Write out the listing in full, matching it word for word.

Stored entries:
** Begin **
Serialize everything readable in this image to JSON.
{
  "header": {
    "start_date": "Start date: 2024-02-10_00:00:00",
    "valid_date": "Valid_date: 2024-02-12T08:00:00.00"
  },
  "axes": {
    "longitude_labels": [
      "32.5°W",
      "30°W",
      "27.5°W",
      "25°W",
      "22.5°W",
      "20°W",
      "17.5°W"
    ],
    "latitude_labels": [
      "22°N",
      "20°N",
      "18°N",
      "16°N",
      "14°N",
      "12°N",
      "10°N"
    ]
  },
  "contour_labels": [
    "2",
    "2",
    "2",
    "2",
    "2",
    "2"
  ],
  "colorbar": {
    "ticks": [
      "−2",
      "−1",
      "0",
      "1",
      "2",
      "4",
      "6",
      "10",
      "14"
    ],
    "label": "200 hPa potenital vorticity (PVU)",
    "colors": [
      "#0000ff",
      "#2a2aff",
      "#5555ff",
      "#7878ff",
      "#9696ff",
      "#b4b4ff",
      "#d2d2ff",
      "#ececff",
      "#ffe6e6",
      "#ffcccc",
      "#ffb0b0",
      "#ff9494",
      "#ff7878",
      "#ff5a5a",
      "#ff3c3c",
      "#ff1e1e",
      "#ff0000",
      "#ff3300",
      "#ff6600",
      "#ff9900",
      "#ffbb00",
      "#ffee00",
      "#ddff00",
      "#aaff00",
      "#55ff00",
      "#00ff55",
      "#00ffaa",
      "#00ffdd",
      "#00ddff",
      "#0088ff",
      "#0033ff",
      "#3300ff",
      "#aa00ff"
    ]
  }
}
** End **
• ANSWER FOR THE TASK:
Serialize everything readable in this image to JSON.
{
  "header": {
    "start_date": "Start date: 2024-02-10_00:00:00",
    "valid_date": "Valid_date: 2024-02-12T08:00:00.00"
  },
  "axes": {
    "longitude_labels": [
      "32.5°W",
      "30°W",
      "27.5°W",
      "25°W",
      "22.5°W",
      "20°W",
      "17.5°W"
    ],
    "latitude_labels": [
      "22°N",
      "20°N",
      "18°N",
      "16°N",
      "14°N",
      "12°N",
      "10°N"
    ]
  },
  "contour_labels": [
    "2",
    "2",
    "2",
    "2",
    "2",
    "2"
  ],
  "colorbar": {
    "ticks": [
      "−2",
      "−1",
      "0",
      "1",
      "2",
      "4",
      "6",
      "10",
      "14"
    ],
    "label": "200 hPa potenital vorticity (PVU)",
    "colors": [
      "#0000ff",
      "#2a2aff",
      "#5555ff",
      "#7878ff",
      "#9696ff",
      "#b4b4ff",
      "#d2d2ff",
      "#ececff",
      "#ffe6e6",
      "#ffcccc",
      "#ffb0b0",
      "#ff9494",
      "#ff7878",
      "#ff5a5a",
      "#ff3c3c",
      "#ff1e1e",
      "#ff0000",
      "#ff3300",
      "#ff6600",
      "#ff9900",
      "#ffbb00",
      "#ffee00",
      "#ddff00",
      "#aaff00",
      "#55ff00",
      "#00ff55",
      "#00ffaa",
      "#00ffdd",
      "#00ddff",
      "#0088ff",
      "#0033ff",
      "#3300ff",
      "#aa00ff"
    ]
  }
}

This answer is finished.